» Task to carry out
Please return every line of the records below that holds the word "soft".

☆ ☆ ☆ ☆ ☆

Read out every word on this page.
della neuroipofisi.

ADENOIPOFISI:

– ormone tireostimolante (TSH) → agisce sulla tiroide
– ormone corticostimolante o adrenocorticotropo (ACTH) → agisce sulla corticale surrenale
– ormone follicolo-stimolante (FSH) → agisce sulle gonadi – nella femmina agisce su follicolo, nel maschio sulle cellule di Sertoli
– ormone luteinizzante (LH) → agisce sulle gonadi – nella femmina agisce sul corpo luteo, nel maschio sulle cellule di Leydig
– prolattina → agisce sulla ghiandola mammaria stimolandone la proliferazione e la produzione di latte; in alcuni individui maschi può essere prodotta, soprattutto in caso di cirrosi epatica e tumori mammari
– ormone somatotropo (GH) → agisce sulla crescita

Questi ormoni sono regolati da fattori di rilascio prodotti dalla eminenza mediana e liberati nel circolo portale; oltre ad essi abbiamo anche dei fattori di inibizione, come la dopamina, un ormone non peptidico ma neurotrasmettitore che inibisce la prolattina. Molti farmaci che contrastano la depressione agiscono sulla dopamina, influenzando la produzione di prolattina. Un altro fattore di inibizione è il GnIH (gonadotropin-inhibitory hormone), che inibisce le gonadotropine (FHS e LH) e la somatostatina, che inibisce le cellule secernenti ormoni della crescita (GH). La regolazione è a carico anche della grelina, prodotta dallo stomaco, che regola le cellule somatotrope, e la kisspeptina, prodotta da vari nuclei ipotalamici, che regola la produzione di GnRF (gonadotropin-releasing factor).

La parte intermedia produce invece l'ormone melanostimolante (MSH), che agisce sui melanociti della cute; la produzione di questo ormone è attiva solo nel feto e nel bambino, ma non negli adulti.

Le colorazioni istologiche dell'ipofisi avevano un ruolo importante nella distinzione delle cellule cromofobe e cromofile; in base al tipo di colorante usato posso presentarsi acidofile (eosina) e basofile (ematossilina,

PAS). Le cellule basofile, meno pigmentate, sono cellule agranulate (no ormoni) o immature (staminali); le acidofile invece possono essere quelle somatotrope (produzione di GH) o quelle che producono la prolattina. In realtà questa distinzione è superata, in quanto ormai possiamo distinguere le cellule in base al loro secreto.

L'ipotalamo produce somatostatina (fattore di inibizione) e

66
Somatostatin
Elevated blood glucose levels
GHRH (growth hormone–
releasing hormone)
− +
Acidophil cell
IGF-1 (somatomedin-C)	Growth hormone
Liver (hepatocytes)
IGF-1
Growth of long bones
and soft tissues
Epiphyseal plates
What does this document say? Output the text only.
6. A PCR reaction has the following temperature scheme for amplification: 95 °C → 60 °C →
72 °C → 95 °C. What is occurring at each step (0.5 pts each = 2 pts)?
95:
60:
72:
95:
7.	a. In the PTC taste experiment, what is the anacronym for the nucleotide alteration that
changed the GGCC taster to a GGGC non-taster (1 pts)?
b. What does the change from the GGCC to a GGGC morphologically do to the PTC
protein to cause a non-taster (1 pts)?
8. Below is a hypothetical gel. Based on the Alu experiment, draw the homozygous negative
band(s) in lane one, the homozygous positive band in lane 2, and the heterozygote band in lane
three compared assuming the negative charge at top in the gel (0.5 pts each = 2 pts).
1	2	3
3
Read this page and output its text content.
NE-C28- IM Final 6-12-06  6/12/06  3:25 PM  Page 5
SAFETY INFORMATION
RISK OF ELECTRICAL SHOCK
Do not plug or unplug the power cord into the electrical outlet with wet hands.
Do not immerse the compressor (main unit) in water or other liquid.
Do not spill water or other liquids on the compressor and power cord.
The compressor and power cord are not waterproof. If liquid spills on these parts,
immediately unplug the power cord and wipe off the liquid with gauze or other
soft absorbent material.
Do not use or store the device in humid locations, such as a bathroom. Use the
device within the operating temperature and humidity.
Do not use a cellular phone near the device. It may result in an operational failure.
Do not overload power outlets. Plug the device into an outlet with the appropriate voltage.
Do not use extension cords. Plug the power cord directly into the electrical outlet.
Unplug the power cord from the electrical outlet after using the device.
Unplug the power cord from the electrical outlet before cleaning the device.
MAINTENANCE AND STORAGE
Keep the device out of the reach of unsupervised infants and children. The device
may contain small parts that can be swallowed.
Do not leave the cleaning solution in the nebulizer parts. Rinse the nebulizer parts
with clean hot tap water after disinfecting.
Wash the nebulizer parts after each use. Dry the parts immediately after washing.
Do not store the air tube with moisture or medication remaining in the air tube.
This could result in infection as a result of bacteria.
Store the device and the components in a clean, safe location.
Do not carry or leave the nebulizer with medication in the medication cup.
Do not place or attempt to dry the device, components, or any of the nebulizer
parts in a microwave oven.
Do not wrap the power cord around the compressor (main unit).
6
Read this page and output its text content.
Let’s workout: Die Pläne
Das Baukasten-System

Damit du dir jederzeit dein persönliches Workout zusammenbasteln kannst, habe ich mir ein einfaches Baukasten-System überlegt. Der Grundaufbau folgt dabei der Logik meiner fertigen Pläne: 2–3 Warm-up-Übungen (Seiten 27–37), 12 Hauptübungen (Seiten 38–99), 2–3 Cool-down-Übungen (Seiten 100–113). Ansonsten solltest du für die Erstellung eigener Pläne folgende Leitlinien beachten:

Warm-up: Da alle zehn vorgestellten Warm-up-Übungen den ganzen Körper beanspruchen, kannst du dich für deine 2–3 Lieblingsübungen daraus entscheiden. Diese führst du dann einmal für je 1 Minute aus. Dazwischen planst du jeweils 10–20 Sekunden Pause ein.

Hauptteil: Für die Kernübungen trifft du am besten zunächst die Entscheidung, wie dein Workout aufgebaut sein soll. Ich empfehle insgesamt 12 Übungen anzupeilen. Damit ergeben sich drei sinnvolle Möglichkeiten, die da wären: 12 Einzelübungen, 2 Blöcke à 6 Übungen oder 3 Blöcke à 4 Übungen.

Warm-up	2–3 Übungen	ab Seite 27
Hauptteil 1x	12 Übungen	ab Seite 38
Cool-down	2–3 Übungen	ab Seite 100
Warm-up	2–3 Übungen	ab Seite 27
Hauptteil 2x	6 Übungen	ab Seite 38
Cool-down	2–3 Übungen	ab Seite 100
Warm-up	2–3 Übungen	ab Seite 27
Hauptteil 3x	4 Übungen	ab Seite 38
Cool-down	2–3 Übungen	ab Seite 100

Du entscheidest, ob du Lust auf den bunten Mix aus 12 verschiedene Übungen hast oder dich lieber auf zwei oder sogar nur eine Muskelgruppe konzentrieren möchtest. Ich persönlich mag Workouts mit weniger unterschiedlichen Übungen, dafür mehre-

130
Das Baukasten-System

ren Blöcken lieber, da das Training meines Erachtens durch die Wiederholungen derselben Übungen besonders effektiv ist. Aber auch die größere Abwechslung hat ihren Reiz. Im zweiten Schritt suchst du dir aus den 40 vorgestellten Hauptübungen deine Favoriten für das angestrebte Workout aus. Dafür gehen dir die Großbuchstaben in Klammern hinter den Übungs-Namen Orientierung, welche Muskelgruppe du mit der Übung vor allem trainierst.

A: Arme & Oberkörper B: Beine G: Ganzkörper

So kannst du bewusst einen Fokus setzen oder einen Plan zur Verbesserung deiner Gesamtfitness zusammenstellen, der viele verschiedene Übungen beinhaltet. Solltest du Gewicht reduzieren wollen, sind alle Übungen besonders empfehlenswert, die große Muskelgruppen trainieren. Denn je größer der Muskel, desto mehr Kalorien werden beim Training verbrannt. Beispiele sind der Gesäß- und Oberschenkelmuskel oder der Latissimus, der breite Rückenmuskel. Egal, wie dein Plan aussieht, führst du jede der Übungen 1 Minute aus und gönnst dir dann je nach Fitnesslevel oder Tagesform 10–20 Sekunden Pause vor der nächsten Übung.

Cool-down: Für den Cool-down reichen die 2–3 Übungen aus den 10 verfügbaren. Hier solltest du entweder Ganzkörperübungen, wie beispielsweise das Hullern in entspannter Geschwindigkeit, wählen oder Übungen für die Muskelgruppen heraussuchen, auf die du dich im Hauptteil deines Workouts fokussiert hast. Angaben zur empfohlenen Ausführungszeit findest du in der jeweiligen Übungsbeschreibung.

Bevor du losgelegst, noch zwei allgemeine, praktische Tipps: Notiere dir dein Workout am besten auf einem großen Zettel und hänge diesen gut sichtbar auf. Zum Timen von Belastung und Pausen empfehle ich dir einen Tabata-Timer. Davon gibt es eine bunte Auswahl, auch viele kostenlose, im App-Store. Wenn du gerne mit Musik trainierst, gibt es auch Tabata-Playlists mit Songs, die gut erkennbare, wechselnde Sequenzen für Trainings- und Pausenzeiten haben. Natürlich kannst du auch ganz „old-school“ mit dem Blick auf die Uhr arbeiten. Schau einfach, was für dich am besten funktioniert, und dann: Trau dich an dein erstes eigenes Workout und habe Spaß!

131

☆ ☆ ☆ ☆ ☆

» Exercise result
and soft tissues
soft absorbent material.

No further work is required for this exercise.